_Short problem_
Below is a listing; write it out exactly and drop any images from it.
=-=-=-=-=
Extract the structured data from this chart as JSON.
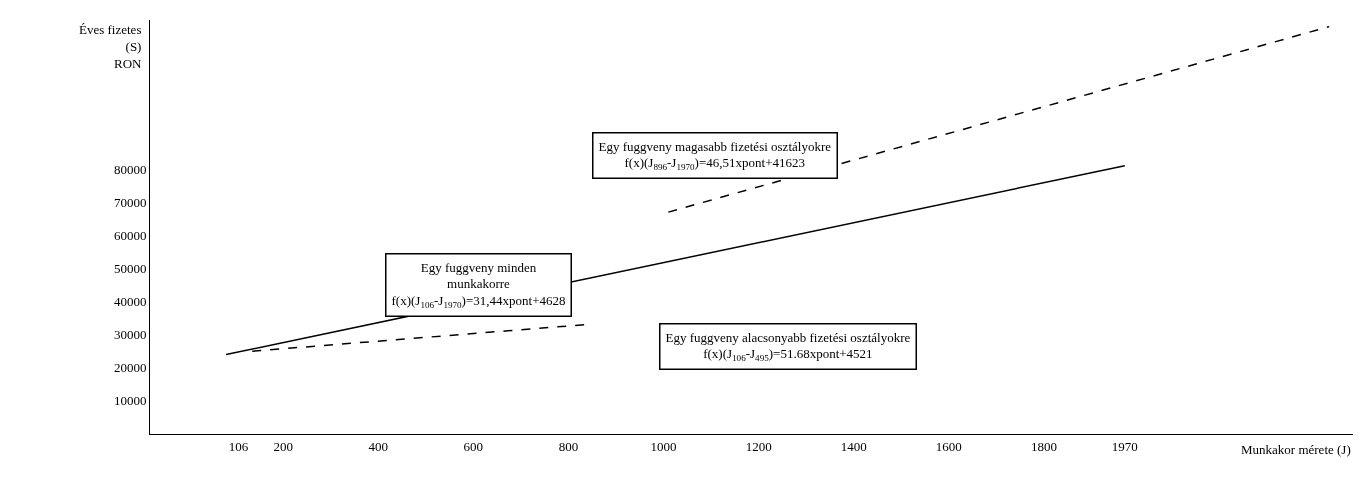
{
  "chart_data": {
    "type": "line",
    "xlabel": "Munkakor mérete (J)",
    "ylabel": "Éves fizetes\n(S)\nRON",
    "series": [
      {
        "color": "#000000",
        "line_style": "solid",
        "x": [
          80,
          1970
        ],
        "values": [
          24000,
          81000
        ]
      },
      {
        "color": "#000000",
        "line_style": "dashed",
        "x": [
          1010,
          2400
        ],
        "values": [
          67000,
          123000
        ]
      },
      {
        "color": "#000000",
        "line_style": "dashed",
        "x": [
          135,
          833
        ],
        "values": [
          25000,
          33000
        ]
      }
    ],
    "xlim": [
      -80,
      2450
    ],
    "xticks": [
      106,
      200,
      400,
      600,
      800,
      1000,
      1200,
      1400,
      1600,
      1800,
      1970
    ],
    "ylim": [
      0,
      125000
    ],
    "yticks": [
      10000,
      20000,
      30000,
      40000,
      50000,
      60000,
      70000,
      80000
    ],
    "marker": "none",
    "annotations": [
      "Egy fuggveny minden\nmunkakorre\nf(x)(J$_{106}$-J$_{1970}$)=31,44xpont+4628",
      "Egy fuggveny magasabb fizetési osztályokre\nf(x)(J$_{896}$-J$_{1970}$)=46,51xpont+41623",
      "Egy fuggveny alacsonyabb fizetési osztályokre\nf(x)(J$_{106}$-J$_{495}$)=51.68xpont+4521"
    ]
  }
}
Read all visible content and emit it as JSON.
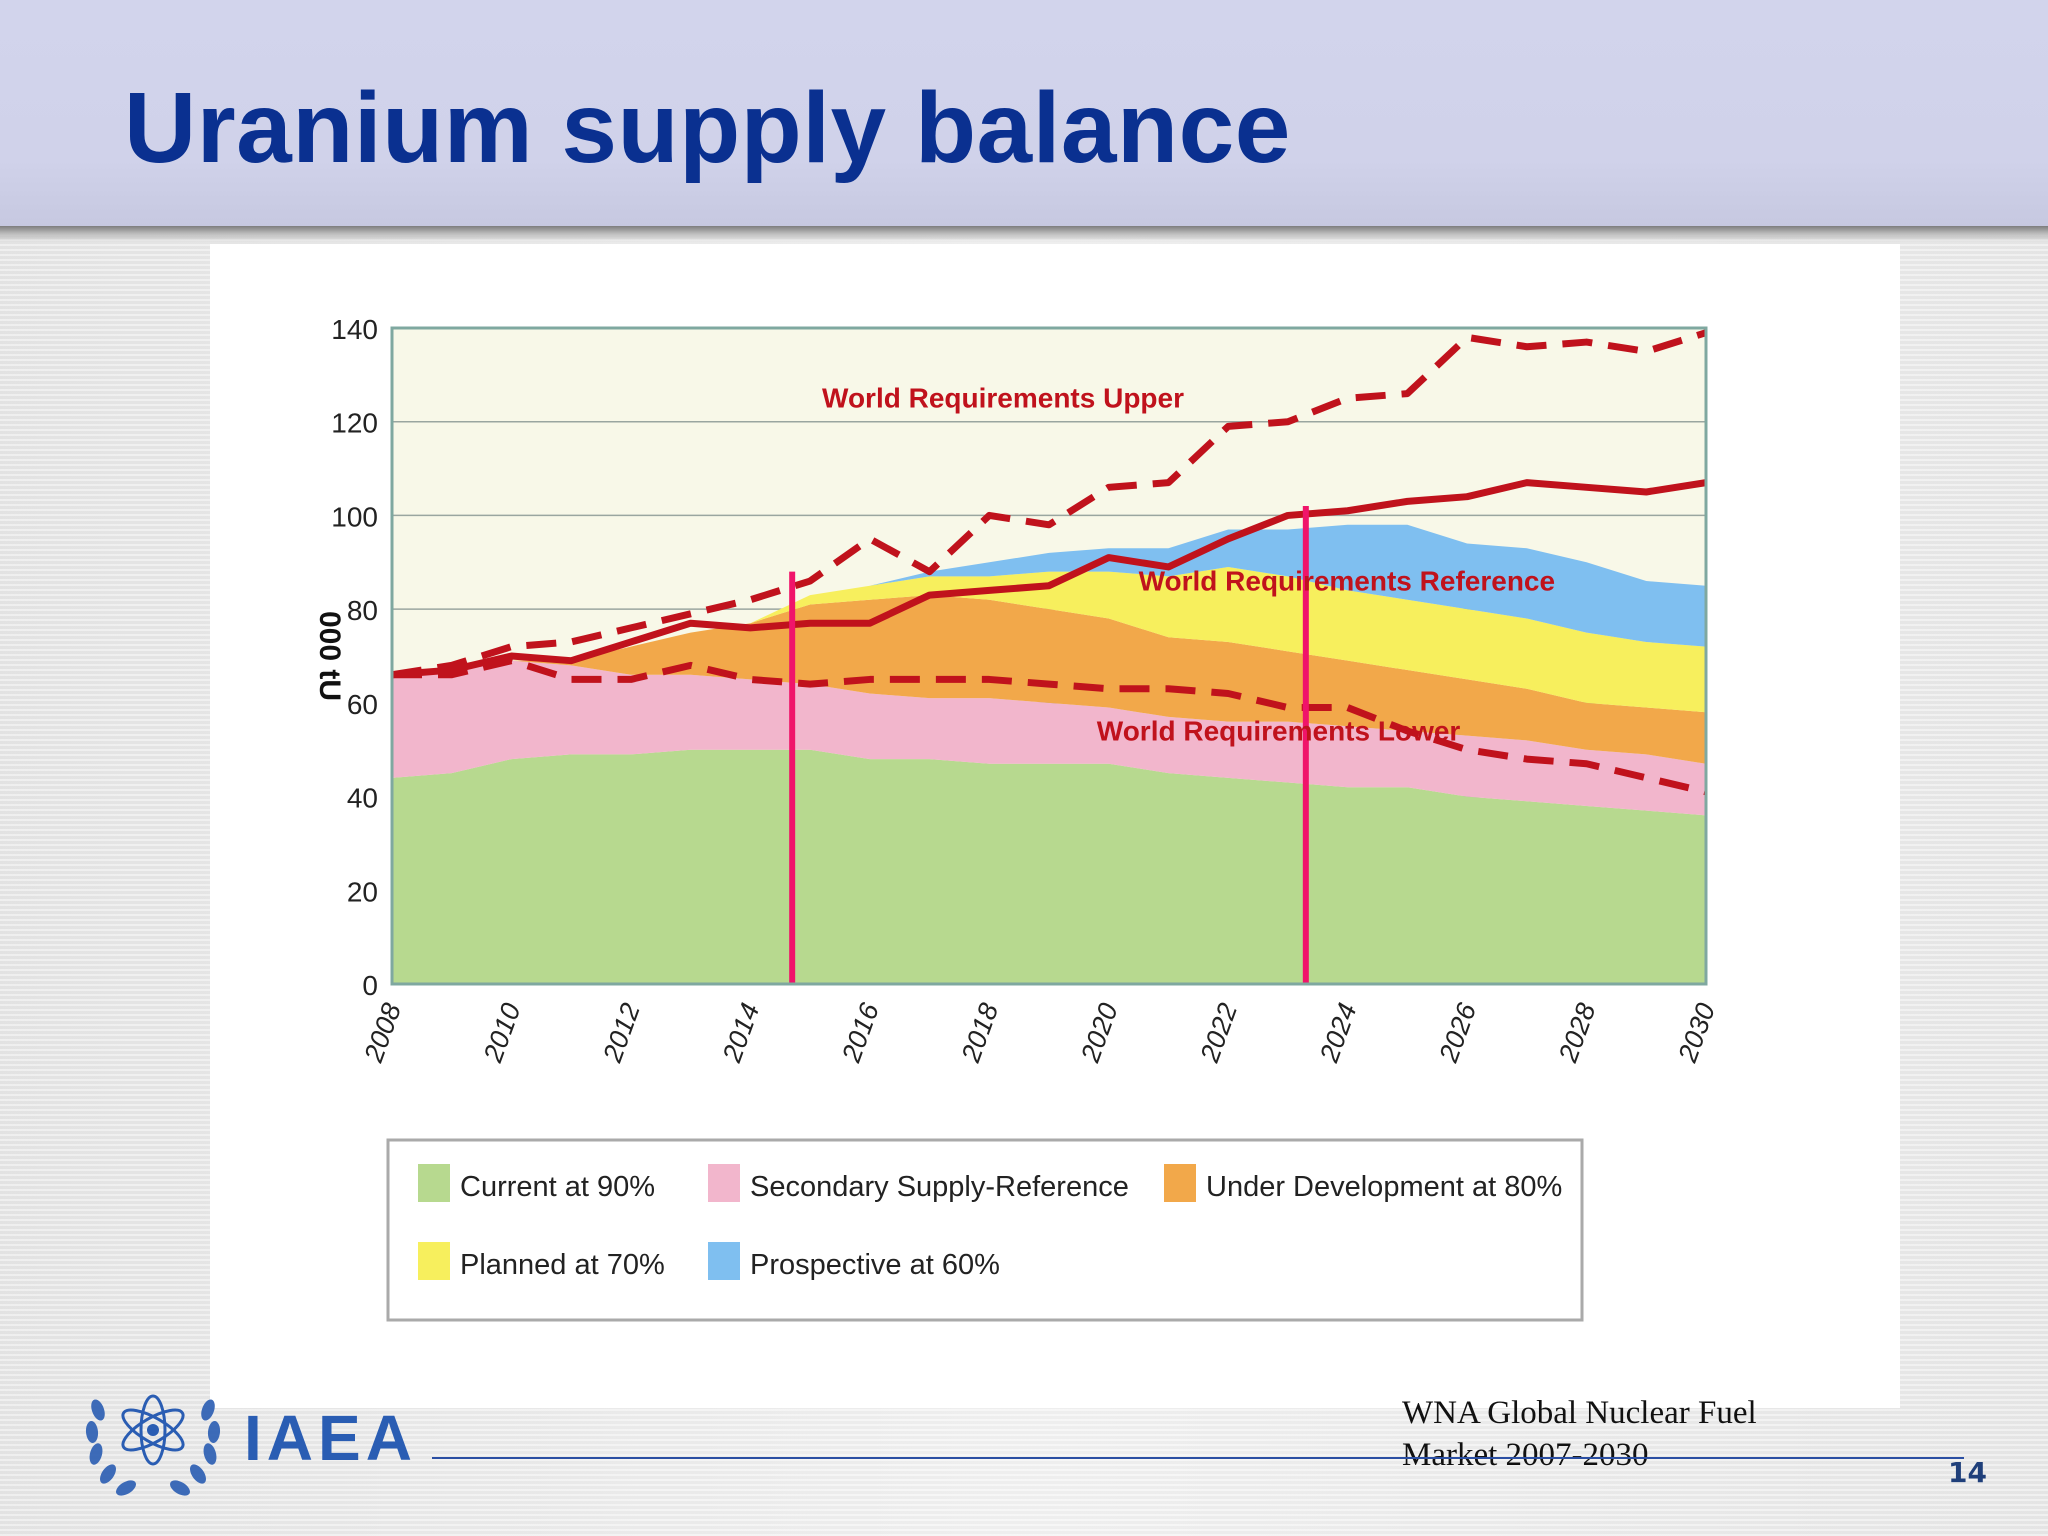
{
  "slide": {
    "title": "Uranium supply balance",
    "source_line1": "WNA Global Nuclear Fuel",
    "source_line2": "Market 2007-2030",
    "page_number": "14",
    "logo_text": "IAEA"
  },
  "colors": {
    "title": "#0a3090",
    "current": "#b7d98f",
    "secondary": "#f2b6cc",
    "under_development": "#f2a84a",
    "planned": "#f7ef5d",
    "prospective": "#7fbff0",
    "requirements": "#c0121c",
    "marker": "#f0146a",
    "plot_bg": "#f8f8e8",
    "logo": "#2a5db3"
  },
  "chart_data": {
    "type": "area",
    "title": "",
    "xlabel": "",
    "ylabel": "000 tU",
    "xlim": [
      2008,
      2030
    ],
    "ylim": [
      0,
      140
    ],
    "yticks": [
      0,
      20,
      40,
      60,
      80,
      100,
      120,
      140
    ],
    "xticks": [
      "2008",
      "2010",
      "2012",
      "2014",
      "2016",
      "2018",
      "2020",
      "2022",
      "2024",
      "2026",
      "2028",
      "2030"
    ],
    "x": [
      2008,
      2009,
      2010,
      2011,
      2012,
      2013,
      2014,
      2015,
      2016,
      2017,
      2018,
      2019,
      2020,
      2021,
      2022,
      2023,
      2024,
      2025,
      2026,
      2027,
      2028,
      2029,
      2030
    ],
    "stacked_series": [
      {
        "name": "Current at 90%",
        "values": [
          44,
          45,
          48,
          49,
          49,
          50,
          50,
          50,
          48,
          48,
          47,
          47,
          47,
          45,
          44,
          43,
          42,
          42,
          40,
          39,
          38,
          37,
          36
        ]
      },
      {
        "name": "Secondary Supply-Reference",
        "values": [
          22,
          22,
          21,
          19,
          17,
          16,
          15,
          14,
          14,
          13,
          14,
          13,
          12,
          12,
          12,
          13,
          13,
          12,
          13,
          13,
          12,
          12,
          11
        ]
      },
      {
        "name": "Under Development at 80%",
        "values": [
          0,
          0,
          0,
          1,
          6,
          9,
          12,
          17,
          20,
          22,
          21,
          20,
          19,
          17,
          17,
          15,
          14,
          13,
          12,
          11,
          10,
          10,
          11
        ]
      },
      {
        "name": "Planned at 70%",
        "values": [
          0,
          0,
          0,
          0,
          0,
          0,
          0,
          2,
          3,
          4,
          5,
          8,
          10,
          13,
          16,
          16,
          15,
          15,
          15,
          15,
          15,
          14,
          14
        ]
      },
      {
        "name": "Prospective at 60%",
        "values": [
          0,
          0,
          0,
          0,
          0,
          0,
          0,
          0,
          0,
          1,
          3,
          4,
          5,
          6,
          8,
          10,
          14,
          16,
          14,
          15,
          15,
          13,
          13
        ]
      }
    ],
    "line_series": [
      {
        "name": "World Requirements Upper",
        "style": "dashed",
        "values": [
          66,
          68,
          72,
          73,
          76,
          79,
          82,
          86,
          95,
          88,
          100,
          98,
          106,
          107,
          119,
          120,
          125,
          126,
          138,
          136,
          137,
          135,
          139
        ]
      },
      {
        "name": "World Requirements Reference",
        "style": "solid",
        "values": [
          66,
          67,
          70,
          69,
          73,
          77,
          76,
          77,
          77,
          83,
          84,
          85,
          91,
          89,
          95,
          100,
          101,
          103,
          104,
          107,
          106,
          105,
          107
        ]
      },
      {
        "name": "World Requirements Lower",
        "style": "dashed",
        "values": [
          66,
          66,
          69,
          65,
          65,
          68,
          65,
          64,
          65,
          65,
          65,
          64,
          63,
          63,
          62,
          59,
          59,
          54,
          50,
          48,
          47,
          44,
          41
        ]
      }
    ],
    "line_labels": [
      "World Requirements Upper",
      "World Requirements Reference",
      "World Requirements Lower"
    ],
    "vertical_markers": [
      {
        "x": 2014.7
      },
      {
        "x": 2023.3
      }
    ],
    "grid": true,
    "legend_position": "bottom",
    "legend": [
      "Current at 90%",
      "Secondary Supply-Reference",
      "Under Development at 80%",
      "Planned at 70%",
      "Prospective at 60%"
    ]
  }
}
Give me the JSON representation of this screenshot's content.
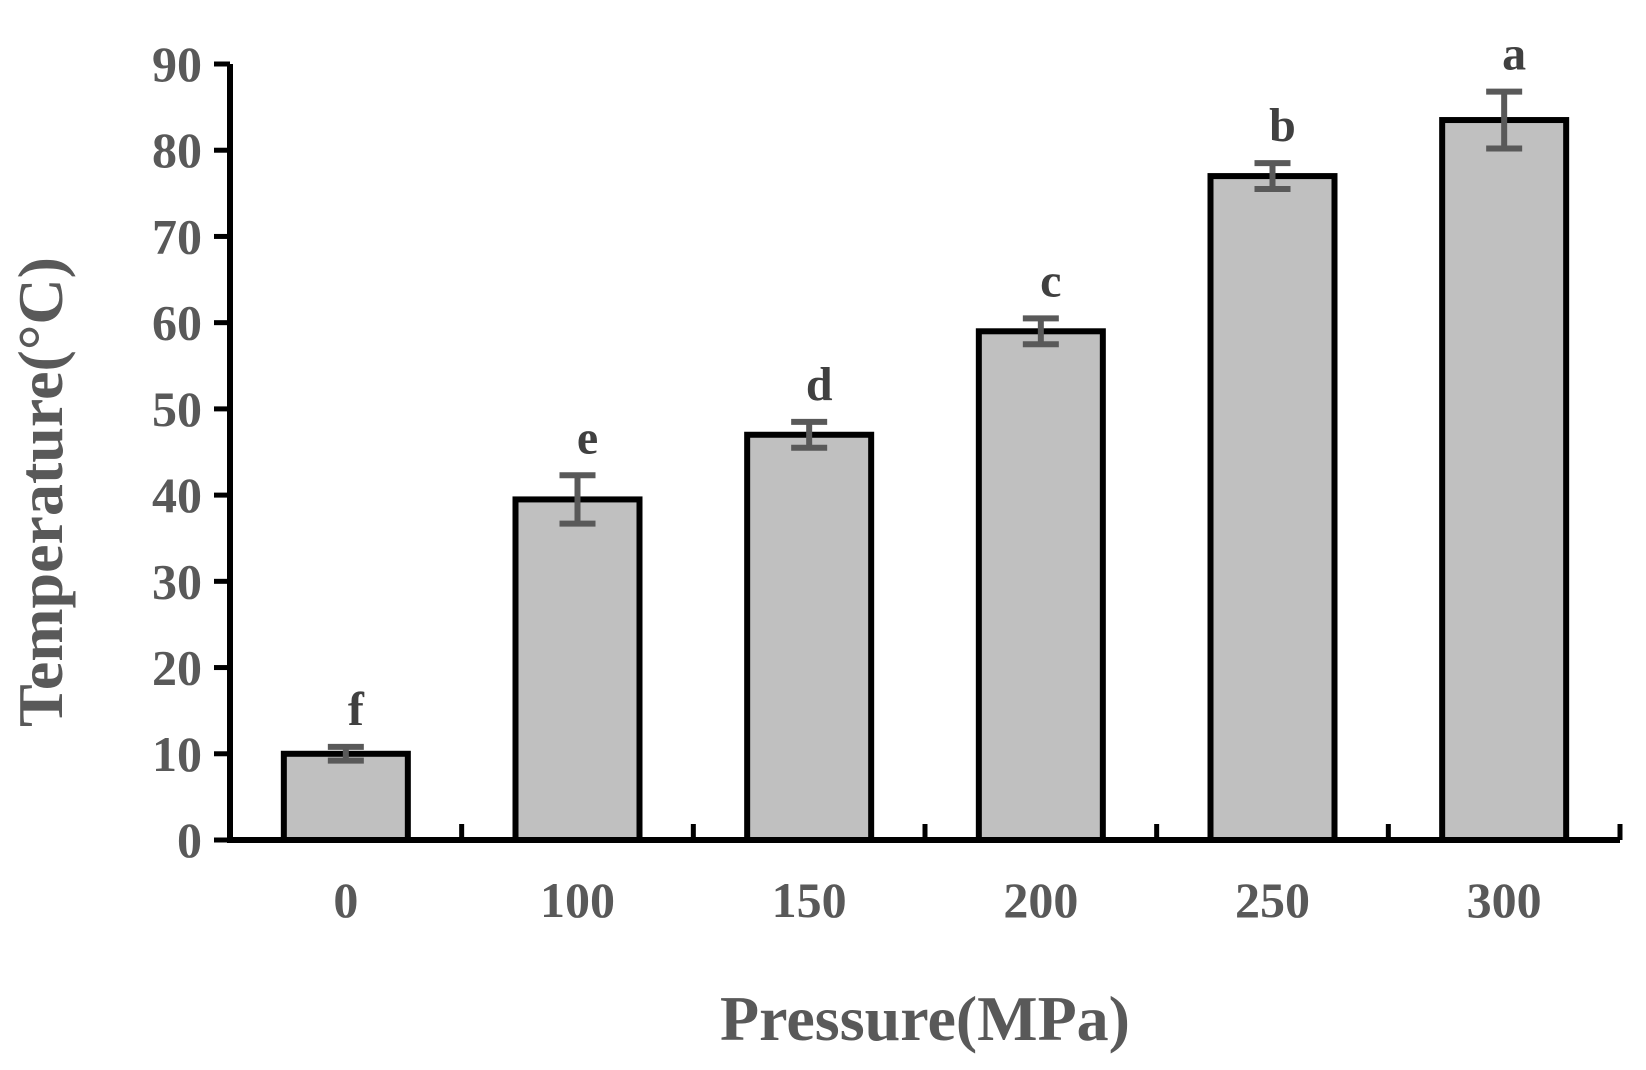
{
  "chart_data": {
    "type": "bar",
    "title": "",
    "xlabel": "Pressure(MPa)",
    "ylabel": "Temperature(°C)",
    "ylim": [
      0,
      90
    ],
    "yticks": [
      "0",
      "10",
      "20",
      "30",
      "40",
      "50",
      "60",
      "70",
      "80",
      "90"
    ],
    "categories": [
      "0",
      "100",
      "150",
      "200",
      "250",
      "300"
    ],
    "values": [
      10,
      39.5,
      47,
      59,
      77,
      83.5
    ],
    "errors": [
      0.8,
      2.8,
      1.5,
      1.5,
      1.5,
      3.3
    ],
    "significance": [
      "f",
      "e",
      "d",
      "c",
      "b",
      "a"
    ],
    "grid": false,
    "legend": "none",
    "colors": {
      "bar_fill": "#c0c0c0",
      "bar_stroke": "#000000",
      "axis": "#000000",
      "error_bar": "#595959",
      "text": "#595959"
    }
  }
}
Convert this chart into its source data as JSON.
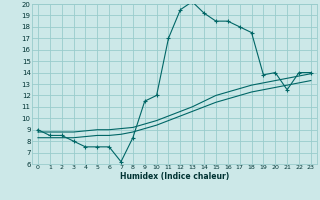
=-=-=-=-=
_Response below_
Extract the structured data from this chart as JSON.
{
  "chart_data": {
    "type": "line",
    "xlabel": "Munkakor mérete (J)",
    "ylabel": "Éves fizetes\n(S)\nRON",
    "series": [
      {
        "color": "#000000",
        "line_style": "solid",
        "x": [
          80,
          1970
        ],
        "values": [
          24000,
          81000
        ]
      },
      {
        "color": "#000000",
        "line_style": "dashed",
        "x": [
          1010,
          2400
        ],
        "values": [
          67000,
          123000
        ]
      },
      {
        "color": "#000000",
        "line_style": "dashed",
        "x": [
          135,
          833
        ],
        "values": [
          25000,
          33000
        ]
      }
    ],
    "xlim": [
      -80,
      2450
    ],
    "xticks": [
      106,
      200,
      400,
      600,
      800,
      1000,
      1200,
      1400,
      1600,
      1800,
      1970
    ],
    "ylim": [
      0,
      125000
    ],
    "yticks": [
      10000,
      20000,
      30000,
      40000,
      50000,
      60000,
      70000,
      80000
    ],
    "marker": "none",
    "annotations": [
      "Egy fuggveny minden\nmunkakorre\nf(x)(J$_{106}$-J$_{1970}$)=31,44xpont+4628",
      "Egy fuggveny magasabb fizetési osztályokre\nf(x)(J$_{896}$-J$_{1970}$)=46,51xpont+41623",
      "Egy fuggveny alacsonyabb fizetési osztályokre\nf(x)(J$_{106}$-J$_{495}$)=51.68xpont+4521"
    ]
  }
}
Read all visible content and emit it as JSON.
{
  "slide": {
    "title": "Uranium supply balance",
    "source_line1": "WNA Global Nuclear Fuel",
    "source_line2": "Market 2007-2030",
    "page_number": "14",
    "logo_text": "IAEA"
  },
  "colors": {
    "title": "#0a3090",
    "current": "#b7d98f",
    "secondary": "#f2b6cc",
    "under_development": "#f2a84a",
    "planned": "#f7ef5d",
    "prospective": "#7fbff0",
    "requirements": "#c0121c",
    "marker": "#f0146a",
    "plot_bg": "#f8f8e8",
    "logo": "#2a5db3"
  },
  "chart_data": {
    "type": "area",
    "title": "",
    "xlabel": "",
    "ylabel": "000 tU",
    "xlim": [
      2008,
      2030
    ],
    "ylim": [
      0,
      140
    ],
    "yticks": [
      0,
      20,
      40,
      60,
      80,
      100,
      120,
      140
    ],
    "xticks": [
      "2008",
      "2010",
      "2012",
      "2014",
      "2016",
      "2018",
      "2020",
      "2022",
      "2024",
      "2026",
      "2028",
      "2030"
    ],
    "x": [
      2008,
      2009,
      2010,
      2011,
      2012,
      2013,
      2014,
      2015,
      2016,
      2017,
      2018,
      2019,
      2020,
      2021,
      2022,
      2023,
      2024,
      2025,
      2026,
      2027,
      2028,
      2029,
      2030
    ],
    "stacked_series": [
      {
        "name": "Current at 90%",
        "values": [
          44,
          45,
          48,
          49,
          49,
          50,
          50,
          50,
          48,
          48,
          47,
          47,
          47,
          45,
          44,
          43,
          42,
          42,
          40,
          39,
          38,
          37,
          36
        ]
      },
      {
        "name": "Secondary Supply-Reference",
        "values": [
          22,
          22,
          21,
          19,
          17,
          16,
          15,
          14,
          14,
          13,
          14,
          13,
          12,
          12,
          12,
          13,
          13,
          12,
          13,
          13,
          12,
          12,
          11
        ]
      },
      {
        "name": "Under Development at 80%",
        "values": [
          0,
          0,
          0,
          1,
          6,
          9,
          12,
          17,
          20,
          22,
          21,
          20,
          19,
          17,
          17,
          15,
          14,
          13,
          12,
          11,
          10,
          10,
          11
        ]
      },
      {
        "name": "Planned at 70%",
        "values": [
          0,
          0,
          0,
          0,
          0,
          0,
          0,
          2,
          3,
          4,
          5,
          8,
          10,
          13,
          16,
          16,
          15,
          15,
          15,
          15,
          15,
          14,
          14
        ]
      },
      {
        "name": "Prospective at 60%",
        "values": [
          0,
          0,
          0,
          0,
          0,
          0,
          0,
          0,
          0,
          1,
          3,
          4,
          5,
          6,
          8,
          10,
          14,
          16,
          14,
          15,
          15,
          13,
          13
        ]
      }
    ],
    "line_series": [
      {
        "name": "World Requirements Upper",
        "style": "dashed",
        "values": [
          66,
          68,
          72,
          73,
          76,
          79,
          82,
          86,
          95,
          88,
          100,
          98,
          106,
          107,
          119,
          120,
          125,
          126,
          138,
          136,
          137,
          135,
          139
        ]
      },
      {
        "name": "World Requirements Reference",
        "style": "solid",
        "values": [
          66,
          67,
          70,
          69,
          73,
          77,
          76,
          77,
          77,
          83,
          84,
          85,
          91,
          89,
          95,
          100,
          101,
          103,
          104,
          107,
          106,
          105,
          107
        ]
      },
      {
        "name": "World Requirements Lower",
        "style": "dashed",
        "values": [
          66,
          66,
          69,
          65,
          65,
          68,
          65,
          64,
          65,
          65,
          65,
          64,
          63,
          63,
          62,
          59,
          59,
          54,
          50,
          48,
          47,
          44,
          41
        ]
      }
    ],
    "line_labels": [
      "World Requirements Upper",
      "World Requirements Reference",
      "World Requirements Lower"
    ],
    "vertical_markers": [
      {
        "x": 2014.7
      },
      {
        "x": 2023.3
      }
    ],
    "grid": true,
    "legend_position": "bottom",
    "legend": [
      "Current at 90%",
      "Secondary Supply-Reference",
      "Under Development at 80%",
      "Planned at 70%",
      "Prospective at 60%"
    ]
  }
}
Give me the JSON representation of this screenshot's content.
{
  "chart_data": {
    "type": "bar",
    "title": "",
    "xlabel": "Pressure(MPa)",
    "ylabel": "Temperature(°C)",
    "ylim": [
      0,
      90
    ],
    "yticks": [
      "0",
      "10",
      "20",
      "30",
      "40",
      "50",
      "60",
      "70",
      "80",
      "90"
    ],
    "categories": [
      "0",
      "100",
      "150",
      "200",
      "250",
      "300"
    ],
    "values": [
      10,
      39.5,
      47,
      59,
      77,
      83.5
    ],
    "errors": [
      0.8,
      2.8,
      1.5,
      1.5,
      1.5,
      3.3
    ],
    "significance": [
      "f",
      "e",
      "d",
      "c",
      "b",
      "a"
    ],
    "grid": false,
    "legend": "none",
    "colors": {
      "bar_fill": "#c0c0c0",
      "bar_stroke": "#000000",
      "axis": "#000000",
      "error_bar": "#595959",
      "text": "#595959"
    }
  }
}
Convert this chart into its source data as JSON.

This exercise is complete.